-- START EXERCISE INPUT --
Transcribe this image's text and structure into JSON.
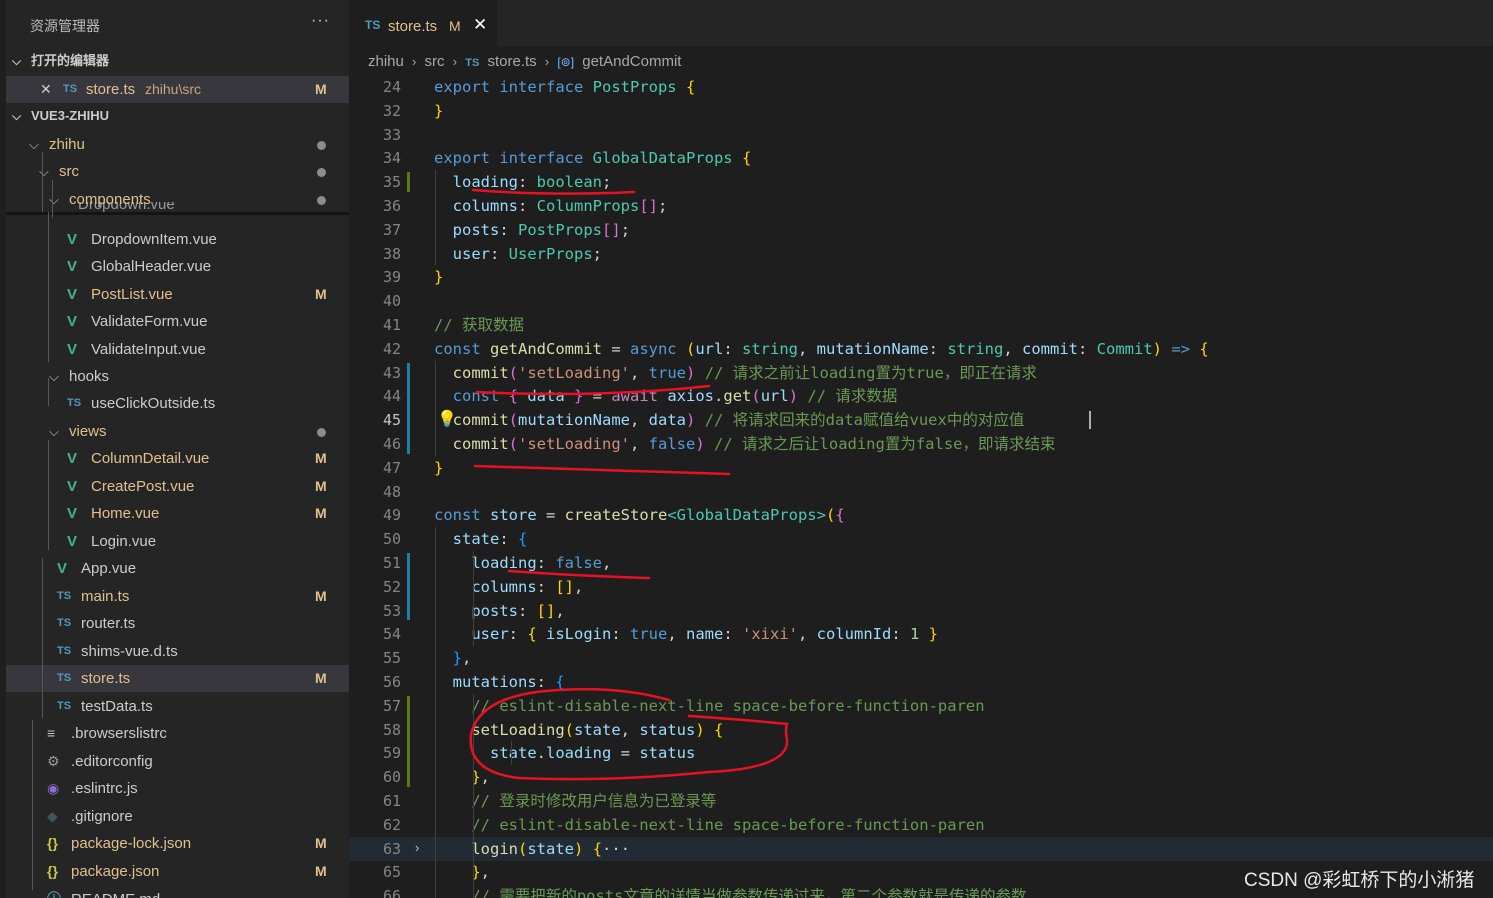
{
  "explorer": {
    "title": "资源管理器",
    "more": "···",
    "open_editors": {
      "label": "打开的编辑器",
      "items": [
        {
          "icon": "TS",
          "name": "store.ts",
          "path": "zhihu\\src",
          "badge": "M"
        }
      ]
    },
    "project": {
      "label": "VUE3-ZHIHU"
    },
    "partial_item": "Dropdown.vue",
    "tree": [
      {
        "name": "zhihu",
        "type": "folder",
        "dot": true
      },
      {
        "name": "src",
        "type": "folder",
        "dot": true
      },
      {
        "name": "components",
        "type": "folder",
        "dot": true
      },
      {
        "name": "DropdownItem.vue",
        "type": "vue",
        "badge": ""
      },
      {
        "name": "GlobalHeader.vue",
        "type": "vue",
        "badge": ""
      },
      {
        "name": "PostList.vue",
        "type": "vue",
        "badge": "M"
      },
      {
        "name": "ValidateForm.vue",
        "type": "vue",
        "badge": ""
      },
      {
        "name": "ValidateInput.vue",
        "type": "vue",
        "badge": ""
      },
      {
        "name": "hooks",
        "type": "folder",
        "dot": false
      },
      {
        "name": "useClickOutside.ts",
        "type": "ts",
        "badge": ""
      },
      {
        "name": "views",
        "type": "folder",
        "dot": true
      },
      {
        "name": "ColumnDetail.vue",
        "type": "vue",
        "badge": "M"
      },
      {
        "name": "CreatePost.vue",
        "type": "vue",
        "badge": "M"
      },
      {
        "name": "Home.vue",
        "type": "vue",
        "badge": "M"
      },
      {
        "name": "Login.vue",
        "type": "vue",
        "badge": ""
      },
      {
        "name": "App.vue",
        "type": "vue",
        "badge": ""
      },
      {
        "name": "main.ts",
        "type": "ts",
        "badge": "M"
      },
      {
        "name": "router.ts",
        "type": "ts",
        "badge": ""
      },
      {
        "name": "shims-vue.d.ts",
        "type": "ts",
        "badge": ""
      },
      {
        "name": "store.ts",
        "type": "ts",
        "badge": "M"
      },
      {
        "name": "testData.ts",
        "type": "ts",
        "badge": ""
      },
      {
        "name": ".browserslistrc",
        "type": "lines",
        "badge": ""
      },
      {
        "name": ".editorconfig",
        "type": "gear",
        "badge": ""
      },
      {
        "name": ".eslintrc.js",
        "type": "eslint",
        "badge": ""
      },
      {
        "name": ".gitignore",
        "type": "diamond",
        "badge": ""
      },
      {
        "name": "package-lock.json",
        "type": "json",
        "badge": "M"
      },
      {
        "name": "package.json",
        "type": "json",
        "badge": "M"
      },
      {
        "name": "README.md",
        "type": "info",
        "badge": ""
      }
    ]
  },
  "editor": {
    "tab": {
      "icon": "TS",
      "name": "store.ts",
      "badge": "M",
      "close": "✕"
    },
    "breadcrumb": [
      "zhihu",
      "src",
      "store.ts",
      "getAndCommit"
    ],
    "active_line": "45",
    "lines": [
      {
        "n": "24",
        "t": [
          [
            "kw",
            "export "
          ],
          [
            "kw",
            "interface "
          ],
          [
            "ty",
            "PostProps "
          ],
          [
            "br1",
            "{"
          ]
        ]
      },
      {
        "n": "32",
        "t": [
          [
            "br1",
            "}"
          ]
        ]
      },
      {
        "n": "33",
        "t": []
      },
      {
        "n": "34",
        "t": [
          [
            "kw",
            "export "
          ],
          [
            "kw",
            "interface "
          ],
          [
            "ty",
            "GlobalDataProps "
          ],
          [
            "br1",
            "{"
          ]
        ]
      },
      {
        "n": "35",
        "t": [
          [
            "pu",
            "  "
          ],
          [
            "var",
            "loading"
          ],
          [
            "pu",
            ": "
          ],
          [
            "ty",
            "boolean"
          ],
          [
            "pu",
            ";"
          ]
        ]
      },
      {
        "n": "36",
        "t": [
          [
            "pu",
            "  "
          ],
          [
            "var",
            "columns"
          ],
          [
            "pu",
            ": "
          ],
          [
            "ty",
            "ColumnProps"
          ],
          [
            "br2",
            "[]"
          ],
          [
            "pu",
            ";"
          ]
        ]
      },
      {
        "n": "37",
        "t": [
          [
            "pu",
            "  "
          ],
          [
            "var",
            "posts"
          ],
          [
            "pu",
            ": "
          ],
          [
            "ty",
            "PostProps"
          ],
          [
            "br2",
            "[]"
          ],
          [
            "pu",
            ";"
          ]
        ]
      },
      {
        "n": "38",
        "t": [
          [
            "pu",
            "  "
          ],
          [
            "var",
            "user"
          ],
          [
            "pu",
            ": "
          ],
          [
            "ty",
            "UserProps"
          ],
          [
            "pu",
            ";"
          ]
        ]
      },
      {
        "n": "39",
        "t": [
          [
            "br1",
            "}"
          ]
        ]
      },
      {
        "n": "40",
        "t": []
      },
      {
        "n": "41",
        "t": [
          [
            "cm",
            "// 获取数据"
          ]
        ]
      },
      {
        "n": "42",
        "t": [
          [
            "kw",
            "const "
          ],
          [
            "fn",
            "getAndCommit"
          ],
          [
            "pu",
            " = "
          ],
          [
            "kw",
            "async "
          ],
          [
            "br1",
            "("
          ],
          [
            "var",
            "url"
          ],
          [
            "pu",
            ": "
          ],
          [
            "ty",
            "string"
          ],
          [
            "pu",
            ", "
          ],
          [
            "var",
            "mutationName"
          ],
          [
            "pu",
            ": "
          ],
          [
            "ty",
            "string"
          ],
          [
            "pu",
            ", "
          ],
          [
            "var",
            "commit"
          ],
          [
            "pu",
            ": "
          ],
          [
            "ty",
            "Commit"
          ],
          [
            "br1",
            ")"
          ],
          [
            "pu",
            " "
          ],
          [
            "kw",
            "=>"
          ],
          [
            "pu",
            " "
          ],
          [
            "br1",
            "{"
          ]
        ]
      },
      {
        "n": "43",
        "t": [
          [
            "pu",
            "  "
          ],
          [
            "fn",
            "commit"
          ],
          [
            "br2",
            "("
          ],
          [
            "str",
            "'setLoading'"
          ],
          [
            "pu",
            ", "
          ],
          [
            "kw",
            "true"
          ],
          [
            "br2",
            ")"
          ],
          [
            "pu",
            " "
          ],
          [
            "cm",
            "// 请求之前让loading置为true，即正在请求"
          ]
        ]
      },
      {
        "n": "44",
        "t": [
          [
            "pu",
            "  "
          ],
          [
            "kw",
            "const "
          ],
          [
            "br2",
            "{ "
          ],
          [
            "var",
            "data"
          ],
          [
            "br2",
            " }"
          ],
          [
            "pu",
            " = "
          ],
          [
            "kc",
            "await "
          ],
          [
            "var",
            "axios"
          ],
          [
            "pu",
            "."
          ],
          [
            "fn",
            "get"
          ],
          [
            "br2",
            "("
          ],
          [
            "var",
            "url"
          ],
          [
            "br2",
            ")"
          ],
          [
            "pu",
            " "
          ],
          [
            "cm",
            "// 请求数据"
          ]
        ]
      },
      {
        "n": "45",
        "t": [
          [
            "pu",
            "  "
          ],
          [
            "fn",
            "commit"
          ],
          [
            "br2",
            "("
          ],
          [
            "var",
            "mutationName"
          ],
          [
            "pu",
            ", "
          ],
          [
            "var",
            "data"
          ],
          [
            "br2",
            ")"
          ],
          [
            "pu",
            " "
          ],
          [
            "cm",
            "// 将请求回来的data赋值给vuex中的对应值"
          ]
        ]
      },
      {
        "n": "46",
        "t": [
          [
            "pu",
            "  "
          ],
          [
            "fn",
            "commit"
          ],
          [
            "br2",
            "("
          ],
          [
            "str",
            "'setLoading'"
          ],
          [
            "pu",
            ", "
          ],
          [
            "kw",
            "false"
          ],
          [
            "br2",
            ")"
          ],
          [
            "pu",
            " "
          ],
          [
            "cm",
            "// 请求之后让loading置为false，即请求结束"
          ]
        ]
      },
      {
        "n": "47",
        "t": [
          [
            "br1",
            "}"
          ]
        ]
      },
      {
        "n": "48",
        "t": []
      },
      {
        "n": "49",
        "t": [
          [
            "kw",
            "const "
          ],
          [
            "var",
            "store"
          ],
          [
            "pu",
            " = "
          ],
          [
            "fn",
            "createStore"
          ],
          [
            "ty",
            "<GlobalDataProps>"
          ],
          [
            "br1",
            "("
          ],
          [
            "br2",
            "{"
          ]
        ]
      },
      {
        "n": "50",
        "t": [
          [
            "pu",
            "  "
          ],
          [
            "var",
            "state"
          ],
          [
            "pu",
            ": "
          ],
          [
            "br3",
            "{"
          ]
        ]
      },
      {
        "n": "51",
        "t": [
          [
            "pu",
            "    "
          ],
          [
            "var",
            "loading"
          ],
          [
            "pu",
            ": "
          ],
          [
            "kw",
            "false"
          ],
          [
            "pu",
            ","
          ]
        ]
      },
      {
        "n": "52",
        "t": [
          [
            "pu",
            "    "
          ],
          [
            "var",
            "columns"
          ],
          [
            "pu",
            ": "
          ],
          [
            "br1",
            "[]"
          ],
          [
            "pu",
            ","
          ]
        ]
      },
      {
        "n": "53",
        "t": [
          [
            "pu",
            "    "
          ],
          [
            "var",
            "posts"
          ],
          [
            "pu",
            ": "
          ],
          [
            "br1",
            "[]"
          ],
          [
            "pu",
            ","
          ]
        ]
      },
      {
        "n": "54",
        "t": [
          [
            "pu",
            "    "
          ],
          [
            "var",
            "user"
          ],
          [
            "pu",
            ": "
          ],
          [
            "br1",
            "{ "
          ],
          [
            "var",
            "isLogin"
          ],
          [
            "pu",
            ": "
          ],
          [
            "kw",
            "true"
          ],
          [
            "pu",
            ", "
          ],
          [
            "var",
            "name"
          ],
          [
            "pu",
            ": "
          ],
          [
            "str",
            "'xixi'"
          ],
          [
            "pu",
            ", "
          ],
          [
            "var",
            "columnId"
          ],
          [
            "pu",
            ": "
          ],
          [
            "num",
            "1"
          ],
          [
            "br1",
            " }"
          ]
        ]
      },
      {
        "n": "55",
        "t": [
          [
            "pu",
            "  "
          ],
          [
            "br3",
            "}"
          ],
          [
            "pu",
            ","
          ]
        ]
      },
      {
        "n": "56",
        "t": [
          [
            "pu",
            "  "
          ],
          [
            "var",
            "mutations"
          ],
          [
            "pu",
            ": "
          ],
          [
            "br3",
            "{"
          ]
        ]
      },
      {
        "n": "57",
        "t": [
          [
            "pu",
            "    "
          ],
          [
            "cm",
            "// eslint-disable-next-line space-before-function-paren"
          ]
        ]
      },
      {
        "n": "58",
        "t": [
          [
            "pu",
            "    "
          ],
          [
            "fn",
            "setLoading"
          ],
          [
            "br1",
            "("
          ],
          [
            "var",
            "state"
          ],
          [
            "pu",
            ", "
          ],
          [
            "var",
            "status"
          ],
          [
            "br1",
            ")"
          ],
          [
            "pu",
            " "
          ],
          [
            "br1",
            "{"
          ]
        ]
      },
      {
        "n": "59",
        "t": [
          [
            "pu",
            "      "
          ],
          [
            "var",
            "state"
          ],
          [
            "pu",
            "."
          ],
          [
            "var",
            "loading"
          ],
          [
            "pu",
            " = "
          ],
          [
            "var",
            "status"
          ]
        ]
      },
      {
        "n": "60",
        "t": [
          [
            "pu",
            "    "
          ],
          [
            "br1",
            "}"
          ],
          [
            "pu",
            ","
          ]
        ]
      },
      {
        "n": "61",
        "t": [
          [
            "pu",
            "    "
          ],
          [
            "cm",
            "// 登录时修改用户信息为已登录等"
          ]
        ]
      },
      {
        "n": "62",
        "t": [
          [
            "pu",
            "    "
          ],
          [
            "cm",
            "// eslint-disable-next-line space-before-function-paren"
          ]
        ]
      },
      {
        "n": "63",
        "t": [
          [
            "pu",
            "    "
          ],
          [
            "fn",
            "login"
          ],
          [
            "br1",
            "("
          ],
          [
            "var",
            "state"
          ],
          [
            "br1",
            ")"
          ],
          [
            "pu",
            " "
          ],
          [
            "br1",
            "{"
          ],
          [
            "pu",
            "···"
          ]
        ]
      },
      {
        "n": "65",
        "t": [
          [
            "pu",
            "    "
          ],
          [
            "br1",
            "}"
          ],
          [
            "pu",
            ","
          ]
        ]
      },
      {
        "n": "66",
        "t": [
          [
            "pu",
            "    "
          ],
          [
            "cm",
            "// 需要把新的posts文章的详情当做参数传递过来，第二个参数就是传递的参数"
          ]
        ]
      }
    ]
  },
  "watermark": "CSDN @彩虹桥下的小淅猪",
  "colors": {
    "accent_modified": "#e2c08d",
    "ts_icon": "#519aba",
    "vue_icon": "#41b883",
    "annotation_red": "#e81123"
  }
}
-- END EXERCISE INPUT --
-- START EXERCISE INPUT --
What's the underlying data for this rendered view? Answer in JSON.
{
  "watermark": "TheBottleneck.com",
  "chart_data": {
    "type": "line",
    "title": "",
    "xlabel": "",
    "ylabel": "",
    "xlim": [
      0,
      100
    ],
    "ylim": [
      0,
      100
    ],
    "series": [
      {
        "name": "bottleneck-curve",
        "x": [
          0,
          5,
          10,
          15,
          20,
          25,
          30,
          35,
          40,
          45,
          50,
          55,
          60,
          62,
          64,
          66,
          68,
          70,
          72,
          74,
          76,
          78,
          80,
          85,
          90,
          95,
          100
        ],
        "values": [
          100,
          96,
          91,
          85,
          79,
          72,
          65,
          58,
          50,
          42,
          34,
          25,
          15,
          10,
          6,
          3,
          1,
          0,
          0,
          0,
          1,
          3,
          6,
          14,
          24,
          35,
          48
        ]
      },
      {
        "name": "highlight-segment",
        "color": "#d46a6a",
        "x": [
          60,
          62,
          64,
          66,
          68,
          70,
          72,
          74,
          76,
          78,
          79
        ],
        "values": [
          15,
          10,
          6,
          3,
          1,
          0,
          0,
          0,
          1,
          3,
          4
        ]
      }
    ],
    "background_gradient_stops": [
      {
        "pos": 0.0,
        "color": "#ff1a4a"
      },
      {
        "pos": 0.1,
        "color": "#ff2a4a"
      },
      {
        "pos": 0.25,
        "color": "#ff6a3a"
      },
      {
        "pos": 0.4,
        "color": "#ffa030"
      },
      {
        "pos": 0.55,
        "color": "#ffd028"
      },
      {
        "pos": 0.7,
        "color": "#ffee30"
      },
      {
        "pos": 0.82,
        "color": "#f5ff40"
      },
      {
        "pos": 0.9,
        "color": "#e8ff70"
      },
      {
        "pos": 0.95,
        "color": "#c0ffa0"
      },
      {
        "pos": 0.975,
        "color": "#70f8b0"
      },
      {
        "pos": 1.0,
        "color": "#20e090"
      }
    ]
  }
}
-- END EXERCISE INPUT --
— GIVEN PROBLEM —
Tell how many lines of the material above hold "package", answering with a bare number.

— COMPLETE ANSWER —
2